/---

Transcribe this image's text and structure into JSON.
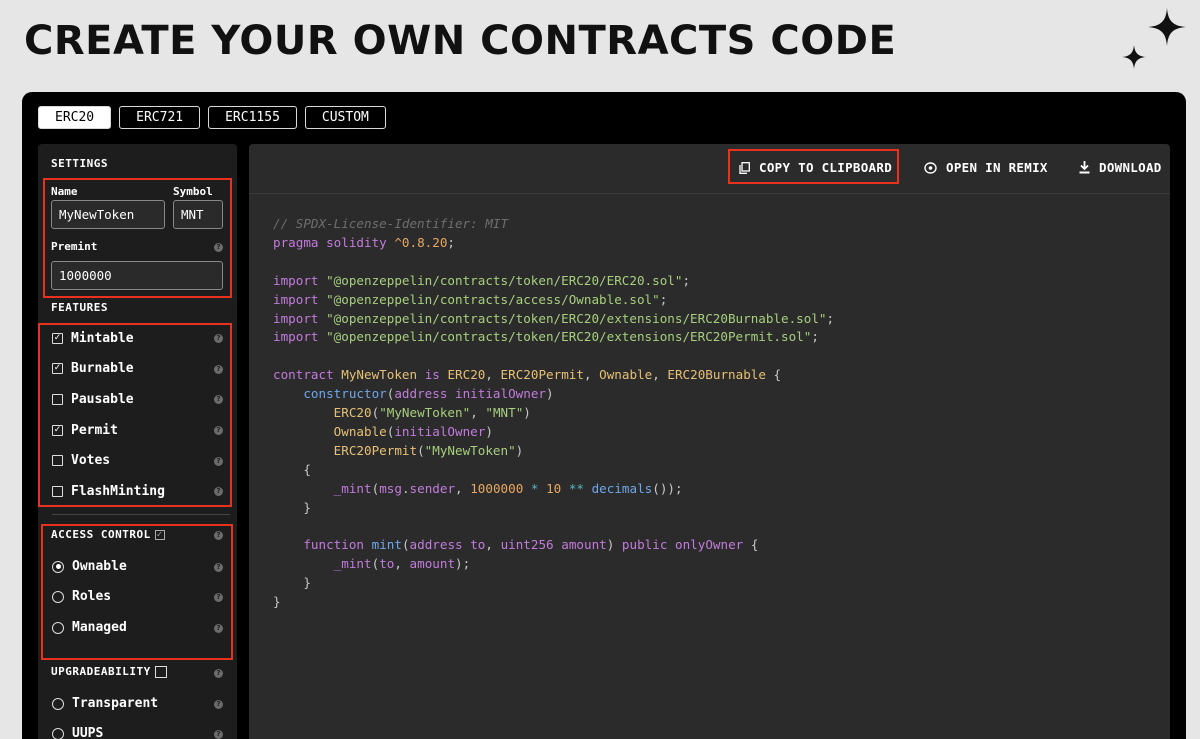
{
  "header": {
    "title": "CREATE YOUR OWN CONTRACTS CODE"
  },
  "tabs": [
    {
      "label": "ERC20",
      "active": true
    },
    {
      "label": "ERC721",
      "active": false
    },
    {
      "label": "ERC1155",
      "active": false
    },
    {
      "label": "CUSTOM",
      "active": false
    }
  ],
  "settings": {
    "title": "SETTINGS",
    "name_label": "Name",
    "name_value": "MyNewToken",
    "symbol_label": "Symbol",
    "symbol_value": "MNT",
    "premint_label": "Premint",
    "premint_value": "1000000"
  },
  "features": {
    "title": "FEATURES",
    "items": [
      {
        "label": "Mintable",
        "checked": true
      },
      {
        "label": "Burnable",
        "checked": true
      },
      {
        "label": "Pausable",
        "checked": false
      },
      {
        "label": "Permit",
        "checked": true
      },
      {
        "label": "Votes",
        "checked": false
      },
      {
        "label": "FlashMinting",
        "checked": false
      }
    ]
  },
  "access_control": {
    "title": "ACCESS CONTROL",
    "enabled": true,
    "options": [
      {
        "label": "Ownable",
        "selected": true
      },
      {
        "label": "Roles",
        "selected": false
      },
      {
        "label": "Managed",
        "selected": false
      }
    ]
  },
  "upgradeability": {
    "title": "UPGRADEABILITY",
    "enabled": false,
    "options": [
      {
        "label": "Transparent",
        "selected": false
      },
      {
        "label": "UUPS",
        "selected": false
      }
    ]
  },
  "toolbar": {
    "copy_label": "COPY TO CLIPBOARD",
    "remix_label": "OPEN IN REMIX",
    "download_label": "DOWNLOAD"
  },
  "code": {
    "license": "// SPDX-License-Identifier: MIT",
    "pragma_kw": "pragma solidity",
    "pragma_ver": "^0.8.20",
    "imports": [
      "\"@openzeppelin/contracts/token/ERC20/ERC20.sol\"",
      "\"@openzeppelin/contracts/access/Ownable.sol\"",
      "\"@openzeppelin/contracts/token/ERC20/extensions/ERC20Burnable.sol\"",
      "\"@openzeppelin/contracts/token/ERC20/extensions/ERC20Permit.sol\""
    ],
    "contract_name": "MyNewToken",
    "inherits": [
      "ERC20",
      "ERC20Permit",
      "Ownable",
      "ERC20Burnable"
    ],
    "token_name_str": "\"MyNewToken\"",
    "token_symbol_str": "\"MNT\"",
    "premint": "1000000",
    "decimals_base": "10"
  },
  "colors": {
    "accent_highlight": "#e8321e",
    "panel_bg": "#000000",
    "editor_bg": "#2b2b2b"
  },
  "icons": [
    "sparkle-icon",
    "copy-icon",
    "remix-icon",
    "download-icon",
    "help-icon"
  ]
}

\---

Brief: Each entry should be repeated exactly as it appears; the pictures stay out.

Exercise solution:
Transcribe this image's text and structure into JSON.
{
  "header": {
    "title": "CREATE YOUR OWN CONTRACTS CODE"
  },
  "tabs": [
    {
      "label": "ERC20",
      "active": true
    },
    {
      "label": "ERC721",
      "active": false
    },
    {
      "label": "ERC1155",
      "active": false
    },
    {
      "label": "CUSTOM",
      "active": false
    }
  ],
  "settings": {
    "title": "SETTINGS",
    "name_label": "Name",
    "name_value": "MyNewToken",
    "symbol_label": "Symbol",
    "symbol_value": "MNT",
    "premint_label": "Premint",
    "premint_value": "1000000"
  },
  "features": {
    "title": "FEATURES",
    "items": [
      {
        "label": "Mintable",
        "checked": true
      },
      {
        "label": "Burnable",
        "checked": true
      },
      {
        "label": "Pausable",
        "checked": false
      },
      {
        "label": "Permit",
        "checked": true
      },
      {
        "label": "Votes",
        "checked": false
      },
      {
        "label": "FlashMinting",
        "checked": false
      }
    ]
  },
  "access_control": {
    "title": "ACCESS CONTROL",
    "enabled": true,
    "options": [
      {
        "label": "Ownable",
        "selected": true
      },
      {
        "label": "Roles",
        "selected": false
      },
      {
        "label": "Managed",
        "selected": false
      }
    ]
  },
  "upgradeability": {
    "title": "UPGRADEABILITY",
    "enabled": false,
    "options": [
      {
        "label": "Transparent",
        "selected": false
      },
      {
        "label": "UUPS",
        "selected": false
      }
    ]
  },
  "toolbar": {
    "copy_label": "COPY TO CLIPBOARD",
    "remix_label": "OPEN IN REMIX",
    "download_label": "DOWNLOAD"
  },
  "code": {
    "license": "// SPDX-License-Identifier: MIT",
    "pragma_kw": "pragma solidity",
    "pragma_ver": "^0.8.20",
    "imports": [
      "\"@openzeppelin/contracts/token/ERC20/ERC20.sol\"",
      "\"@openzeppelin/contracts/access/Ownable.sol\"",
      "\"@openzeppelin/contracts/token/ERC20/extensions/ERC20Burnable.sol\"",
      "\"@openzeppelin/contracts/token/ERC20/extensions/ERC20Permit.sol\""
    ],
    "contract_name": "MyNewToken",
    "inherits": [
      "ERC20",
      "ERC20Permit",
      "Ownable",
      "ERC20Burnable"
    ],
    "token_name_str": "\"MyNewToken\"",
    "token_symbol_str": "\"MNT\"",
    "premint": "1000000",
    "decimals_base": "10"
  },
  "colors": {
    "accent_highlight": "#e8321e",
    "panel_bg": "#000000",
    "editor_bg": "#2b2b2b"
  },
  "icons": [
    "sparkle-icon",
    "copy-icon",
    "remix-icon",
    "download-icon",
    "help-icon"
  ]
}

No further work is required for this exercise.